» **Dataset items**
· · · ·

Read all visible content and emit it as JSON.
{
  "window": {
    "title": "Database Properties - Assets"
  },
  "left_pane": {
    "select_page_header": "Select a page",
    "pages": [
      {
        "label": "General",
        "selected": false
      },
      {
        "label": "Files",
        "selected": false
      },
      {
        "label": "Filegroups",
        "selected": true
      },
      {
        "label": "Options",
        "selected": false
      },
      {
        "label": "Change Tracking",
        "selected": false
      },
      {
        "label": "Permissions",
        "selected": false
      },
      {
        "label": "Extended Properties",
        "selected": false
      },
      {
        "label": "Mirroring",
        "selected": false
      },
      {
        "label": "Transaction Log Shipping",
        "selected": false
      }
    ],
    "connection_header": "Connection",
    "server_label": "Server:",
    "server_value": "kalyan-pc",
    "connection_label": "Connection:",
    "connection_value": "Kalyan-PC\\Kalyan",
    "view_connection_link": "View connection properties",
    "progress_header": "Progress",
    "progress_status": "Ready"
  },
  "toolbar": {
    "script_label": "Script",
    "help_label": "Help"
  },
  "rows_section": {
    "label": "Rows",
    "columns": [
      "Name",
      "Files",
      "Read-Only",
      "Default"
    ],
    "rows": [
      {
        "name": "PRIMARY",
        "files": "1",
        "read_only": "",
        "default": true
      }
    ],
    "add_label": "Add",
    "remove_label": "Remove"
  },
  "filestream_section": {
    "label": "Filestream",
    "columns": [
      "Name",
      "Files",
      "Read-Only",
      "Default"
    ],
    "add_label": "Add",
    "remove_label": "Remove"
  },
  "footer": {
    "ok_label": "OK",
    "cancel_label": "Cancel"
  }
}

· · · ·

» **PROBLEM REQUIREMENTS**
Your task is to quote the listing above word for word.

» **OUTPUT OF THE TASK**
Read all visible content and emit it as JSON.
{
  "window": {
    "title": "Database Properties - Assets"
  },
  "left_pane": {
    "select_page_header": "Select a page",
    "pages": [
      {
        "label": "General",
        "selected": false
      },
      {
        "label": "Files",
        "selected": false
      },
      {
        "label": "Filegroups",
        "selected": true
      },
      {
        "label": "Options",
        "selected": false
      },
      {
        "label": "Change Tracking",
        "selected": false
      },
      {
        "label": "Permissions",
        "selected": false
      },
      {
        "label": "Extended Properties",
        "selected": false
      },
      {
        "label": "Mirroring",
        "selected": false
      },
      {
        "label": "Transaction Log Shipping",
        "selected": false
      }
    ],
    "connection_header": "Connection",
    "server_label": "Server:",
    "server_value": "kalyan-pc",
    "connection_label": "Connection:",
    "connection_value": "Kalyan-PC\\Kalyan",
    "view_connection_link": "View connection properties",
    "progress_header": "Progress",
    "progress_status": "Ready"
  },
  "toolbar": {
    "script_label": "Script",
    "help_label": "Help"
  },
  "rows_section": {
    "label": "Rows",
    "columns": [
      "Name",
      "Files",
      "Read-Only",
      "Default"
    ],
    "rows": [
      {
        "name": "PRIMARY",
        "files": "1",
        "read_only": "",
        "default": true
      }
    ],
    "add_label": "Add",
    "remove_label": "Remove"
  },
  "filestream_section": {
    "label": "Filestream",
    "columns": [
      "Name",
      "Files",
      "Read-Only",
      "Default"
    ],
    "add_label": "Add",
    "remove_label": "Remove"
  },
  "footer": {
    "ok_label": "OK",
    "cancel_label": "Cancel"
  }
}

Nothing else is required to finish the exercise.